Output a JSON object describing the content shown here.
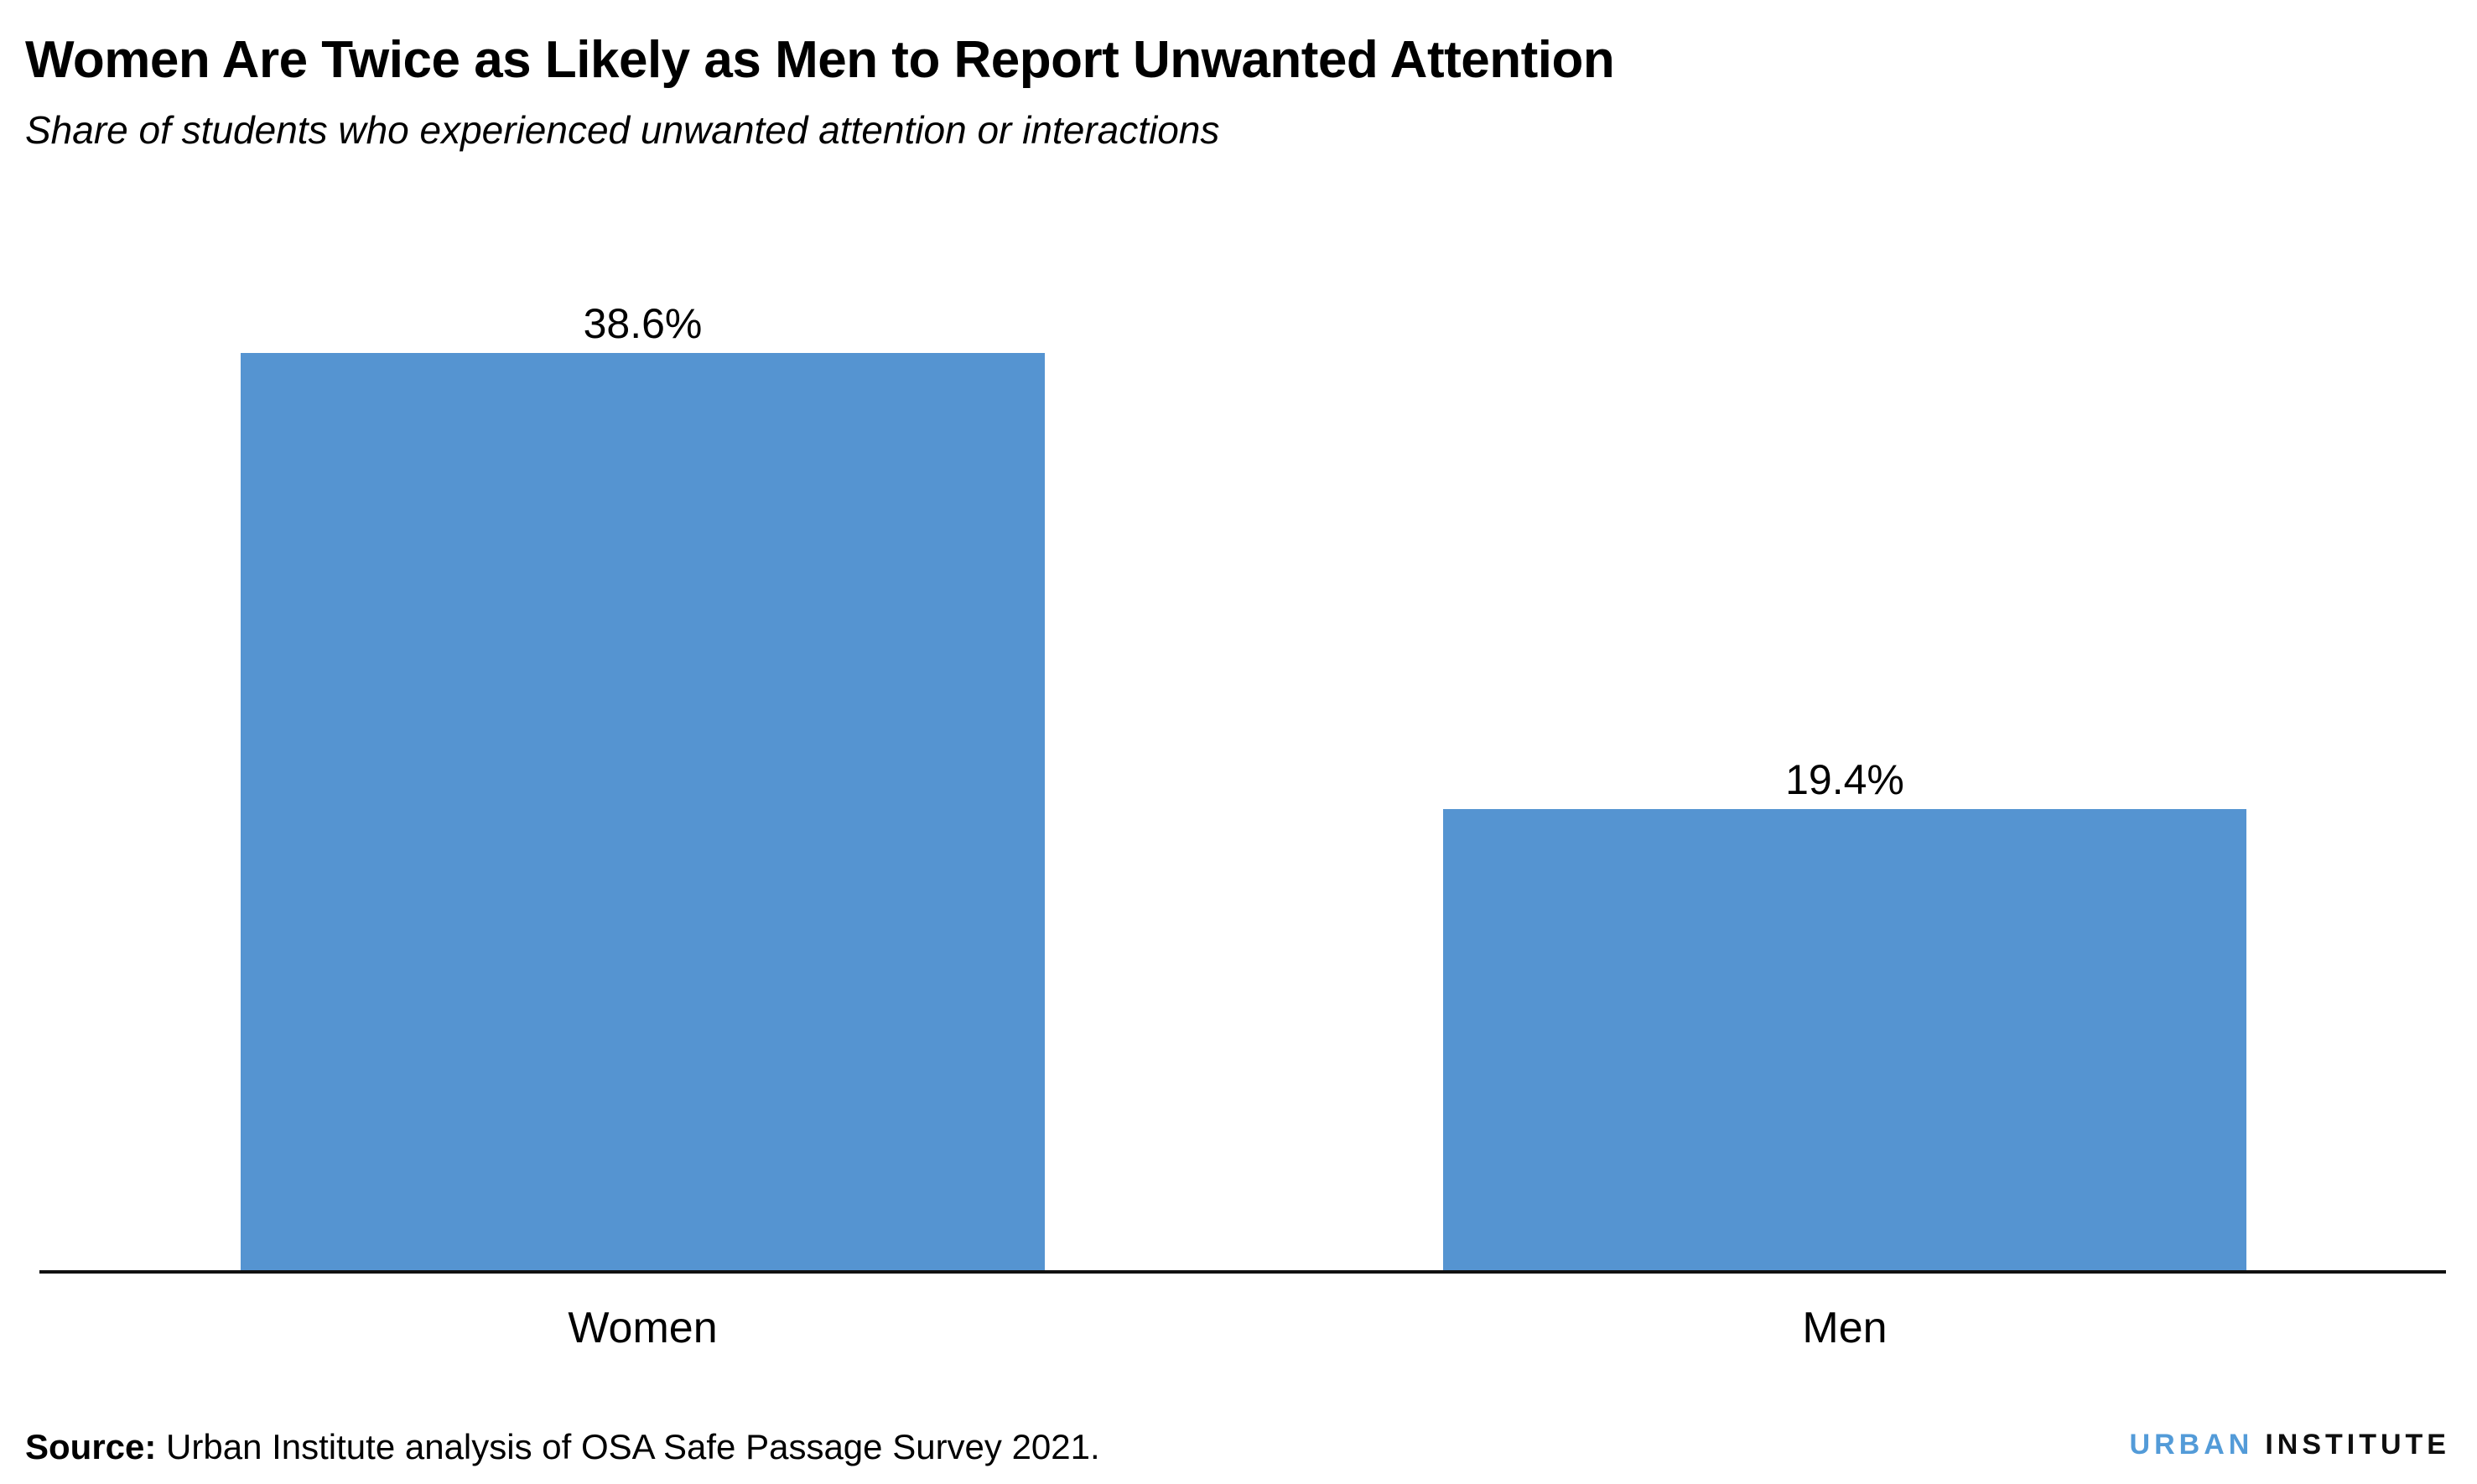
{
  "header": {
    "title": "Women Are Twice as Likely as Men to Report Unwanted Attention",
    "subtitle": "Share of students who experienced unwanted attention or interactions"
  },
  "chart_data": {
    "type": "bar",
    "title": "Women Are Twice as Likely as Men to Report Unwanted Attention",
    "subtitle": "Share of students who experienced unwanted attention or interactions",
    "categories": [
      "Women",
      "Men"
    ],
    "values": [
      38.6,
      19.4
    ],
    "value_labels": [
      "38.6%",
      "19.4%"
    ],
    "xlabel": "",
    "ylabel": "",
    "ylim": [
      0,
      40
    ],
    "grid": false,
    "legend": false,
    "y_axis_ticks_visible": false,
    "value_label_position": "above-bar",
    "bar_color": "#5594D1",
    "axis_line_color": "#111111",
    "background_color": "#ffffff"
  },
  "footer": {
    "source_label": "Source:",
    "source_text": " Urban Institute analysis of OSA Safe Passage Survey 2021.",
    "logo": {
      "part1": "URBAN",
      "part2": "INSTITUTE",
      "part1_color": "#539BD8",
      "part2_color": "#0E0E0E"
    }
  }
}
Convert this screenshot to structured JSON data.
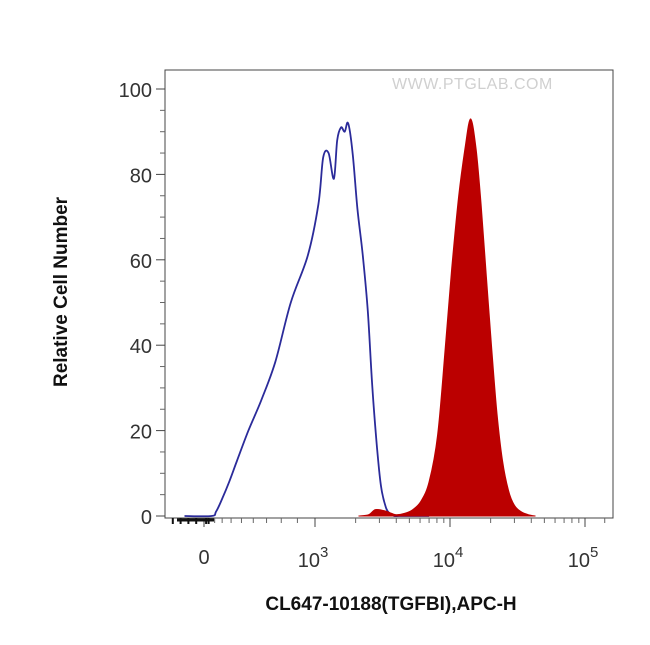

● ● ● ● ●

**DO THIS**
Copy out all the records exactly, excluding pictures.

**COMPLETE ANSWER**
Output a JSON object describing the content shown here.
{
  "header": {
    "title": "Women Are Twice as Likely as Men to Report Unwanted Attention",
    "subtitle": "Share of students who experienced unwanted attention or interactions"
  },
  "chart_data": {
    "type": "bar",
    "title": "Women Are Twice as Likely as Men to Report Unwanted Attention",
    "subtitle": "Share of students who experienced unwanted attention or interactions",
    "categories": [
      "Women",
      "Men"
    ],
    "values": [
      38.6,
      19.4
    ],
    "value_labels": [
      "38.6%",
      "19.4%"
    ],
    "xlabel": "",
    "ylabel": "",
    "ylim": [
      0,
      40
    ],
    "grid": false,
    "legend": false,
    "y_axis_ticks_visible": false,
    "value_label_position": "above-bar",
    "bar_color": "#5594D1",
    "axis_line_color": "#111111",
    "background_color": "#ffffff"
  },
  "footer": {
    "source_label": "Source:",
    "source_text": " Urban Institute analysis of OSA Safe Passage Survey 2021.",
    "logo": {
      "part1": "URBAN",
      "part2": "INSTITUTE",
      "part1_color": "#539BD8",
      "part2_color": "#0E0E0E"
    }
  }
}
Convert this screenshot to structured JSON data.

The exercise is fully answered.